━━━━━ Records ━━━━━

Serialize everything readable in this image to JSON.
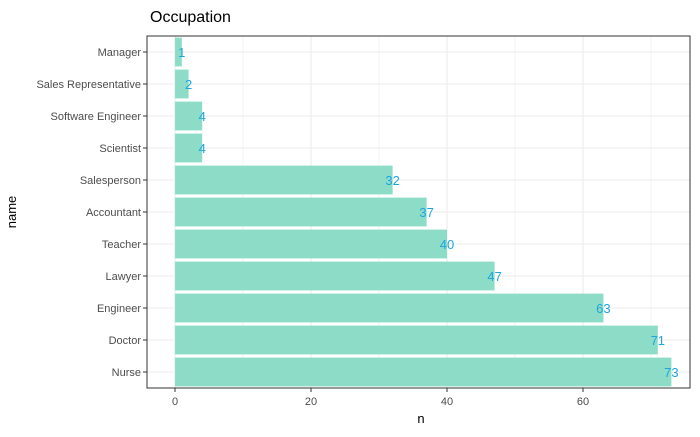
{
  "chart_data": {
    "type": "bar",
    "orientation": "horizontal",
    "title": "Occupation",
    "xlabel": "n",
    "ylabel": "name",
    "categories": [
      "Manager",
      "Sales Representative",
      "Software Engineer",
      "Scientist",
      "Salesperson",
      "Accountant",
      "Teacher",
      "Lawyer",
      "Engineer",
      "Doctor",
      "Nurse"
    ],
    "values": [
      1,
      2,
      4,
      4,
      32,
      37,
      40,
      47,
      63,
      71,
      73
    ],
    "xlim": [
      0,
      76.6
    ],
    "xticks": [
      0,
      20,
      40,
      60
    ],
    "grid": true,
    "legend": "none",
    "colors": {
      "bar": "#8cdcc8",
      "label": "#1fa5dc",
      "grid": "#ebebeb",
      "panel_border": "#333333",
      "axis_text": "#4d4d4d",
      "title": "#000000"
    }
  }
}
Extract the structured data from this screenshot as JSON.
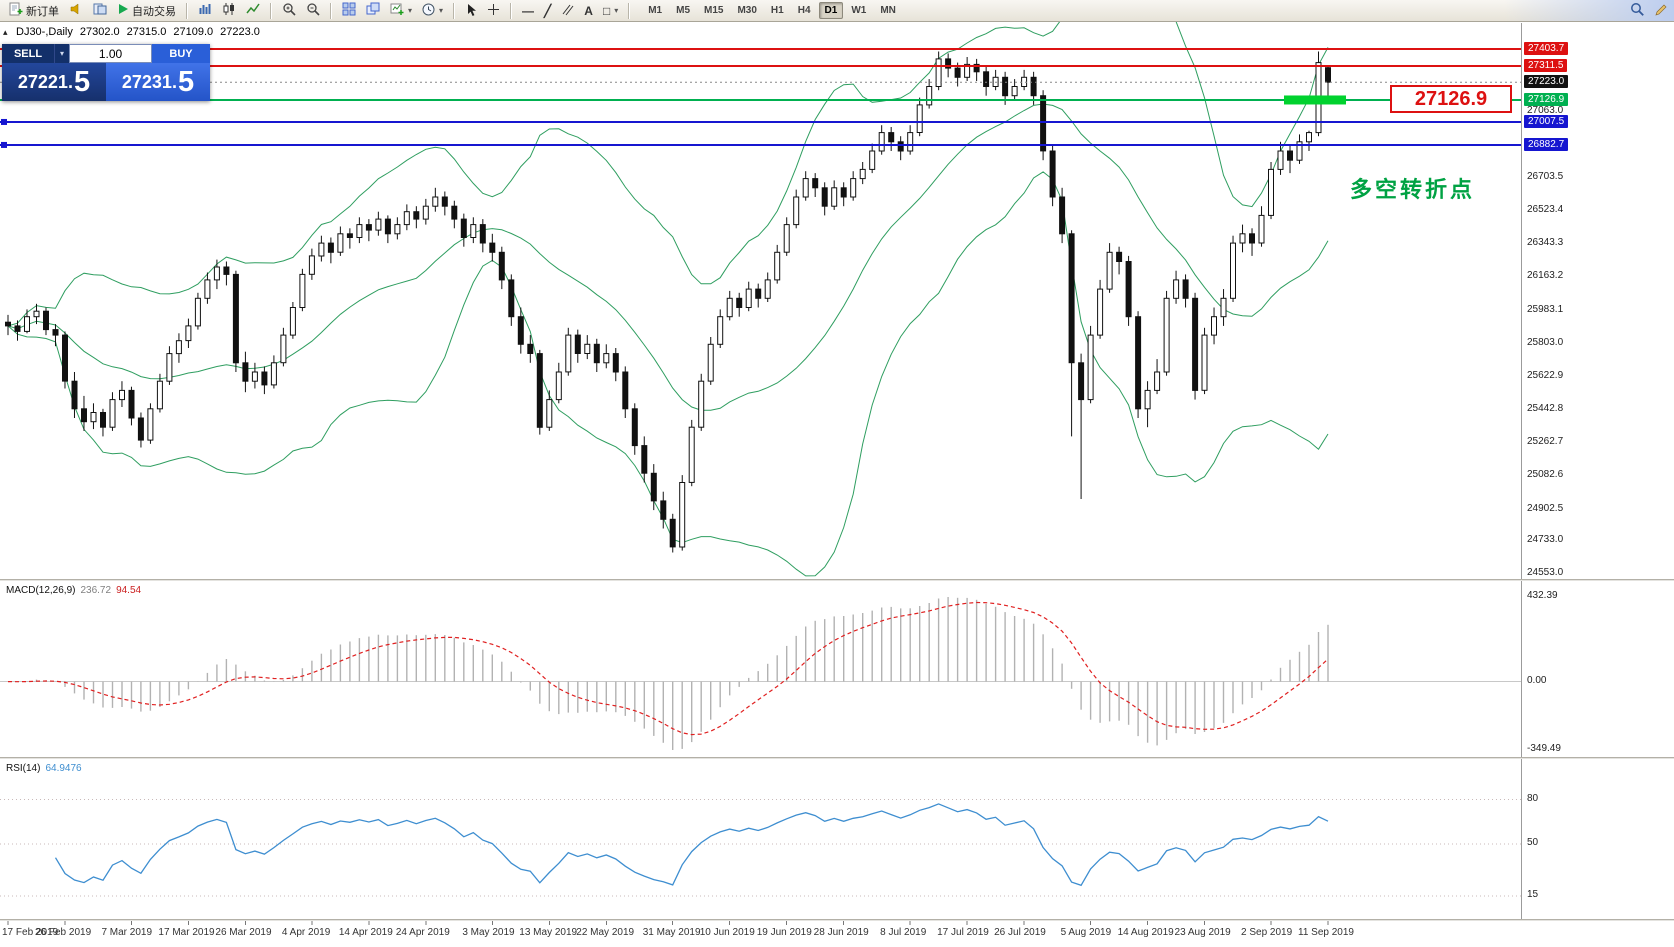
{
  "toolbar": {
    "new_order": "新订单",
    "autotrade": "自动交易",
    "timeframes": [
      "M1",
      "M5",
      "M15",
      "M30",
      "H1",
      "H4",
      "D1",
      "W1",
      "MN"
    ],
    "active_timeframe": "D1"
  },
  "icons": {
    "caret_down": "▾",
    "collapse": "▴",
    "hline": "—",
    "trendline": "╱",
    "text_tool": "A",
    "shapes": "□"
  },
  "symbol_info": {
    "name": "DJ30-,Daily",
    "open": "27302.0",
    "high": "27315.0",
    "low": "27109.0",
    "close": "27223.0"
  },
  "trade_panel": {
    "sell_label": "SELL",
    "buy_label": "BUY",
    "volume": "1.00",
    "sell_price": "27221.5",
    "buy_price": "27231.5"
  },
  "annotations": {
    "level_label": "27126.9",
    "turning_point": "多空转折点"
  },
  "colors": {
    "resistance_line": "#dd1111",
    "pivot_line": "#00b050",
    "support_line": "#1616d0",
    "zone_marker": "#00d22e",
    "turning_point_text": "#00a243",
    "level_label_text": "#dd1111",
    "bollinger": "#2f9e60",
    "macd_histogram": "#b2b2b2",
    "macd_signal": "#e02020",
    "rsi_line": "#3e8ed0"
  },
  "chart_data": {
    "type": "candlestick",
    "symbol": "DJ30",
    "timeframe": "Daily",
    "ohlc": [
      [
        25920,
        25960,
        25850,
        25900
      ],
      [
        25900,
        25930,
        25820,
        25870
      ],
      [
        25870,
        25990,
        25860,
        25950
      ],
      [
        25950,
        26020,
        25910,
        25980
      ],
      [
        25980,
        26000,
        25850,
        25880
      ],
      [
        25880,
        25910,
        25790,
        25850
      ],
      [
        25850,
        25870,
        25560,
        25600
      ],
      [
        25600,
        25650,
        25400,
        25450
      ],
      [
        25450,
        25520,
        25330,
        25380
      ],
      [
        25380,
        25480,
        25340,
        25430
      ],
      [
        25430,
        25450,
        25300,
        25350
      ],
      [
        25350,
        25540,
        25330,
        25500
      ],
      [
        25500,
        25600,
        25460,
        25550
      ],
      [
        25550,
        25570,
        25360,
        25400
      ],
      [
        25400,
        25430,
        25240,
        25280
      ],
      [
        25280,
        25480,
        25260,
        25450
      ],
      [
        25450,
        25640,
        25430,
        25600
      ],
      [
        25600,
        25790,
        25580,
        25750
      ],
      [
        25750,
        25860,
        25700,
        25820
      ],
      [
        25820,
        25940,
        25780,
        25900
      ],
      [
        25900,
        26080,
        25880,
        26050
      ],
      [
        26050,
        26190,
        26020,
        26150
      ],
      [
        26150,
        26260,
        26100,
        26220
      ],
      [
        26220,
        26250,
        26120,
        26180
      ],
      [
        26180,
        26200,
        25650,
        25700
      ],
      [
        25700,
        25760,
        25540,
        25600
      ],
      [
        25600,
        25700,
        25560,
        25650
      ],
      [
        25650,
        25680,
        25530,
        25580
      ],
      [
        25580,
        25740,
        25560,
        25700
      ],
      [
        25700,
        25890,
        25680,
        25850
      ],
      [
        25850,
        26030,
        25830,
        26000
      ],
      [
        26000,
        26210,
        25980,
        26180
      ],
      [
        26180,
        26320,
        26150,
        26280
      ],
      [
        26280,
        26390,
        26250,
        26350
      ],
      [
        26350,
        26380,
        26240,
        26300
      ],
      [
        26300,
        26440,
        26280,
        26400
      ],
      [
        26400,
        26430,
        26320,
        26380
      ],
      [
        26380,
        26490,
        26350,
        26450
      ],
      [
        26450,
        26480,
        26360,
        26420
      ],
      [
        26420,
        26520,
        26390,
        26480
      ],
      [
        26480,
        26500,
        26350,
        26400
      ],
      [
        26400,
        26490,
        26370,
        26450
      ],
      [
        26450,
        26560,
        26420,
        26520
      ],
      [
        26520,
        26550,
        26430,
        26480
      ],
      [
        26480,
        26590,
        26450,
        26550
      ],
      [
        26550,
        26650,
        26520,
        26600
      ],
      [
        26600,
        26630,
        26500,
        26550
      ],
      [
        26550,
        26580,
        26430,
        26480
      ],
      [
        26480,
        26510,
        26330,
        26380
      ],
      [
        26380,
        26490,
        26350,
        26450
      ],
      [
        26450,
        26480,
        26300,
        26350
      ],
      [
        26350,
        26400,
        26250,
        26300
      ],
      [
        26300,
        26330,
        26100,
        26150
      ],
      [
        26150,
        26180,
        25900,
        25950
      ],
      [
        25950,
        26000,
        25750,
        25800
      ],
      [
        25800,
        25850,
        25700,
        25750
      ],
      [
        25750,
        25770,
        25310,
        25350
      ],
      [
        25350,
        25550,
        25330,
        25500
      ],
      [
        25500,
        25700,
        25480,
        25650
      ],
      [
        25650,
        25890,
        25630,
        25850
      ],
      [
        25850,
        25880,
        25700,
        25750
      ],
      [
        25750,
        25850,
        25720,
        25800
      ],
      [
        25800,
        25830,
        25650,
        25700
      ],
      [
        25700,
        25800,
        25670,
        25750
      ],
      [
        25750,
        25780,
        25600,
        25650
      ],
      [
        25650,
        25680,
        25400,
        25450
      ],
      [
        25450,
        25480,
        25200,
        25250
      ],
      [
        25250,
        25300,
        25050,
        25100
      ],
      [
        25100,
        25150,
        24900,
        24950
      ],
      [
        24950,
        25000,
        24800,
        24850
      ],
      [
        24850,
        24880,
        24670,
        24700
      ],
      [
        24700,
        25090,
        24680,
        25050
      ],
      [
        25050,
        25390,
        25030,
        25350
      ],
      [
        25350,
        25640,
        25330,
        25600
      ],
      [
        25600,
        25840,
        25580,
        25800
      ],
      [
        25800,
        25990,
        25780,
        25950
      ],
      [
        25950,
        26090,
        25930,
        26050
      ],
      [
        26050,
        26080,
        25950,
        26000
      ],
      [
        26000,
        26140,
        25980,
        26100
      ],
      [
        26100,
        26130,
        26000,
        26050
      ],
      [
        26050,
        26190,
        26030,
        26150
      ],
      [
        26150,
        26340,
        26130,
        26300
      ],
      [
        26300,
        26490,
        26280,
        26450
      ],
      [
        26450,
        26640,
        26430,
        26600
      ],
      [
        26600,
        26740,
        26580,
        26700
      ],
      [
        26700,
        26730,
        26600,
        26650
      ],
      [
        26650,
        26680,
        26500,
        26550
      ],
      [
        26550,
        26690,
        26530,
        26650
      ],
      [
        26650,
        26680,
        26550,
        26600
      ],
      [
        26600,
        26740,
        26580,
        26700
      ],
      [
        26700,
        26790,
        26670,
        26750
      ],
      [
        26750,
        26890,
        26730,
        26850
      ],
      [
        26850,
        26990,
        26830,
        26950
      ],
      [
        26950,
        26980,
        26850,
        26900
      ],
      [
        26900,
        26930,
        26800,
        26850
      ],
      [
        26850,
        26990,
        26830,
        26950
      ],
      [
        26950,
        27140,
        26930,
        27100
      ],
      [
        27100,
        27240,
        27080,
        27200
      ],
      [
        27200,
        27390,
        27180,
        27350
      ],
      [
        27350,
        27380,
        27250,
        27300
      ],
      [
        27300,
        27330,
        27200,
        27250
      ],
      [
        27250,
        27360,
        27230,
        27320
      ],
      [
        27320,
        27350,
        27230,
        27280
      ],
      [
        27280,
        27310,
        27150,
        27200
      ],
      [
        27200,
        27290,
        27180,
        27250
      ],
      [
        27250,
        27280,
        27100,
        27150
      ],
      [
        27150,
        27240,
        27130,
        27200
      ],
      [
        27200,
        27290,
        27180,
        27250
      ],
      [
        27250,
        27280,
        27100,
        27150
      ],
      [
        27150,
        27180,
        26800,
        26850
      ],
      [
        26850,
        26880,
        26550,
        26600
      ],
      [
        26600,
        26650,
        26350,
        26400
      ],
      [
        26400,
        26420,
        25300,
        25700
      ],
      [
        25700,
        25750,
        24960,
        25500
      ],
      [
        25500,
        25900,
        25480,
        25850
      ],
      [
        25850,
        26150,
        25830,
        26100
      ],
      [
        26100,
        26350,
        26080,
        26300
      ],
      [
        26300,
        26330,
        26180,
        26250
      ],
      [
        26250,
        26280,
        25900,
        25950
      ],
      [
        25950,
        25980,
        25400,
        25450
      ],
      [
        25450,
        25600,
        25350,
        25550
      ],
      [
        25550,
        25720,
        25530,
        25650
      ],
      [
        25650,
        26090,
        25630,
        26050
      ],
      [
        26050,
        26200,
        26020,
        26150
      ],
      [
        26150,
        26180,
        26000,
        26050
      ],
      [
        26050,
        26080,
        25500,
        25550
      ],
      [
        25550,
        25890,
        25530,
        25850
      ],
      [
        25850,
        26000,
        25800,
        25950
      ],
      [
        25950,
        26100,
        25900,
        26050
      ],
      [
        26050,
        26390,
        26030,
        26350
      ],
      [
        26350,
        26450,
        26300,
        26400
      ],
      [
        26400,
        26430,
        26280,
        26350
      ],
      [
        26350,
        26550,
        26330,
        26500
      ],
      [
        26500,
        26790,
        26480,
        26750
      ],
      [
        26750,
        26900,
        26720,
        26850
      ],
      [
        26850,
        26880,
        26730,
        26800
      ],
      [
        26800,
        26940,
        26780,
        26900
      ],
      [
        26900,
        26960,
        26850,
        26950
      ],
      [
        26950,
        27390,
        26930,
        27330
      ],
      [
        27302,
        27315,
        27109,
        27223
      ]
    ],
    "x_labels": [
      "17 Feb 2019",
      "26 Feb 2019",
      "7 Mar 2019",
      "17 Mar 2019",
      "26 Mar 2019",
      "4 Apr 2019",
      "14 Apr 2019",
      "24 Apr 2019",
      "3 May 2019",
      "13 May 2019",
      "22 May 2019",
      "31 May 2019",
      "10 Jun 2019",
      "19 Jun 2019",
      "28 Jun 2019",
      "8 Jul 2019",
      "17 Jul 2019",
      "26 Jul 2019",
      "5 Aug 2019",
      "14 Aug 2019",
      "23 Aug 2019",
      "2 Sep 2019",
      "11 Sep 2019"
    ],
    "y_axis": {
      "plain_ticks": [
        27063.0,
        26703.5,
        26523.4,
        26343.3,
        26163.2,
        25983.1,
        25803.0,
        25622.9,
        25442.8,
        25262.7,
        25082.6,
        24902.5,
        24733.0,
        24553.0
      ]
    },
    "levels": [
      {
        "price": 27403.7,
        "color": "#dd1111",
        "type": "resistance"
      },
      {
        "price": 27311.5,
        "color": "#dd1111",
        "type": "resistance"
      },
      {
        "price": 27126.9,
        "color": "#00b050",
        "type": "pivot"
      },
      {
        "price": 27007.5,
        "color": "#1616d0",
        "type": "support"
      },
      {
        "price": 26882.7,
        "color": "#1616d0",
        "type": "support"
      }
    ],
    "current_price": 27223.0,
    "zone": {
      "price": 27126.9,
      "color": "#00d22e"
    },
    "bollinger": {
      "period": 20,
      "deviation": 2,
      "color": "#2f9e60"
    },
    "indicators": [
      {
        "name": "MACD",
        "label": "MACD(12,26,9)",
        "values": [
          "236.72",
          "94.54"
        ],
        "axis_max": 432.39,
        "axis_zero": "0.00",
        "axis_min": -349.49,
        "params": [
          12,
          26,
          9
        ]
      },
      {
        "name": "RSI",
        "label": "RSI(14)",
        "value": "64.9476",
        "levels": [
          80,
          50,
          15
        ],
        "period": 14
      }
    ]
  }
}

━━━━━

• _Written request_
Extract all lines of the records above that include "type".

• _Expected answer_
    "type": "bar",
    "type": "candlestick",
        "type": "resistance"
        "type": "resistance"
        "type": "pivot"
        "type": "support"
        "type": "support"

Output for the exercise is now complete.